Materials provided
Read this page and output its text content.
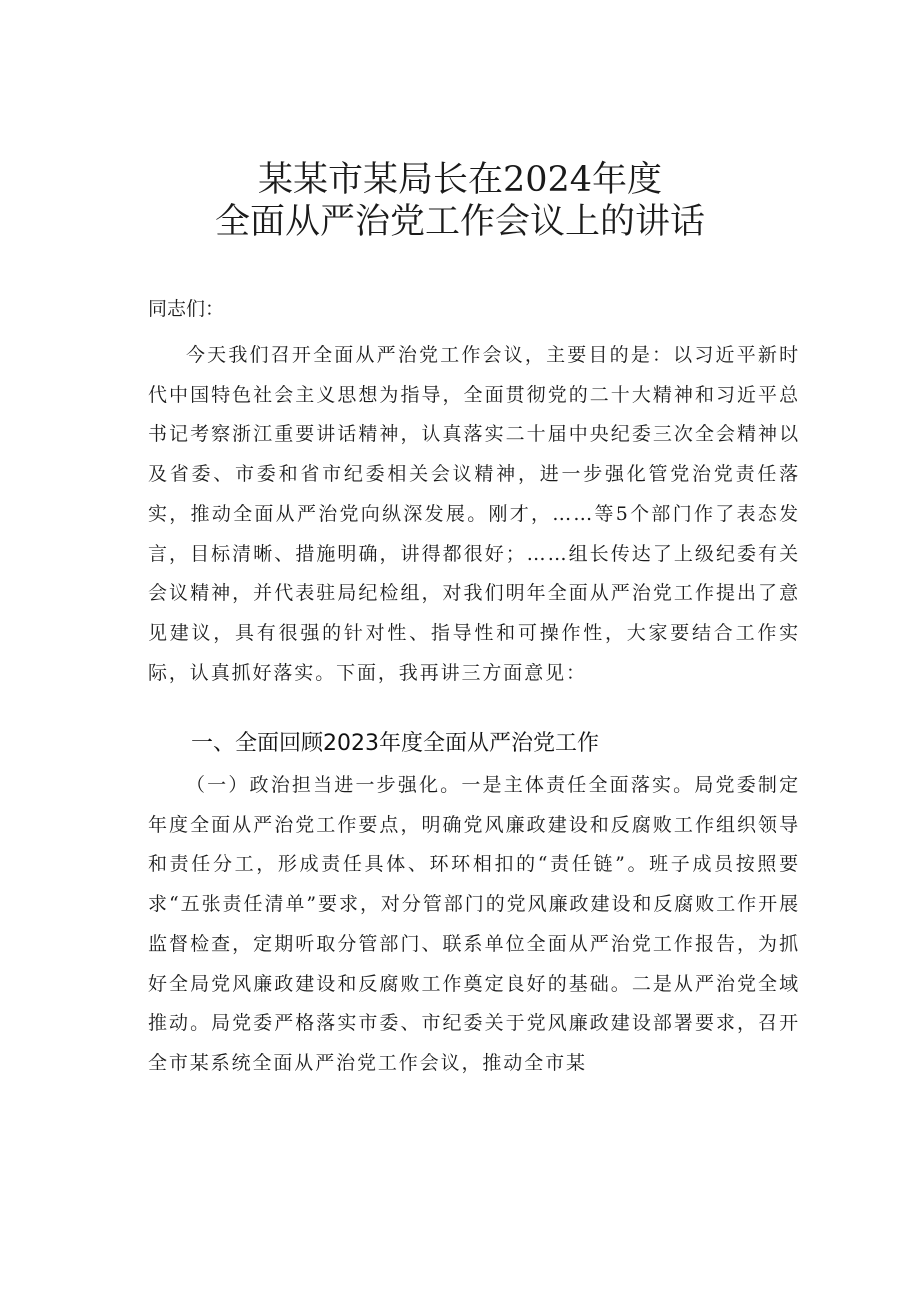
某某市某局长在2024年度
全面从严治党工作会议上的讲话

同志们：

今天我们召开全面从严治党工作会议，主要目的是：以习近平新时代中国特色社会主义思想为指导，全面贯彻党的二十大精神和习近平总书记考察浙江重要讲话精神，认真落实二十届中央纪委三次全会精神以及省委、市委和省市纪委相关会议精神，进一步强化管党治党责任落实，推动全面从严治党向纵深发展。刚才，……等5个部门作了表态发言，目标清晰、措施明确，讲得都很好；……组长传达了上级纪委有关会议精神，并代表驻局纪检组，对我们明年全面从严治党工作提出了意见建议，具有很强的针对性、指导性和可操作性，大家要结合工作实际，认真抓好落实。下面，我再讲三方面意见：

一、全面回顾2023年度全面从严治党工作

（一）政治担当进一步强化。一是主体责任全面落实。局党委制定年度全面从严治党工作要点，明确党风廉政建设和反腐败工作组织领导和责任分工，形成责任具体、环环相扣的“责任链”。班子成员按照要求“五张责任清单”要求，对分管部门的党风廉政建设和反腐败工作开展监督检查，定期听取分管部门、联系单位全面从严治党工作报告，为抓好全局党风廉政建设和反腐败工作奠定良好的基础。二是从严治党全域推动。局党委严格落实市委、市纪委关于党风廉政建设部署要求，召开全市某系统全面从严治党工作会议，推动全市某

What the task requires
Without the pictures, restate each entry exactly.

Problem solution
Read this page and output its text content.
某某市某局长在2024年度
全面从严治党工作会议上的讲话

同志们：

今天我们召开全面从严治党工作会议，主要目的是：以习近平新时代中国特色社会主义思想为指导，全面贯彻党的二十大精神和习近平总书记考察浙江重要讲话精神，认真落实二十届中央纪委三次全会精神以及省委、市委和省市纪委相关会议精神，进一步强化管党治党责任落实，推动全面从严治党向纵深发展。刚才，……等5个部门作了表态发言，目标清晰、措施明确，讲得都很好；……组长传达了上级纪委有关会议精神，并代表驻局纪检组，对我们明年全面从严治党工作提出了意见建议，具有很强的针对性、指导性和可操作性，大家要结合工作实际，认真抓好落实。下面，我再讲三方面意见：

一、全面回顾2023年度全面从严治党工作

（一）政治担当进一步强化。一是主体责任全面落实。局党委制定年度全面从严治党工作要点，明确党风廉政建设和反腐败工作组织领导和责任分工，形成责任具体、环环相扣的“责任链”。班子成员按照要求“五张责任清单”要求，对分管部门的党风廉政建设和反腐败工作开展监督检查，定期听取分管部门、联系单位全面从严治党工作报告，为抓好全局党风廉政建设和反腐败工作奠定良好的基础。二是从严治党全域推动。局党委严格落实市委、市纪委关于党风廉政建设部署要求，召开全市某系统全面从严治党工作会议，推动全市某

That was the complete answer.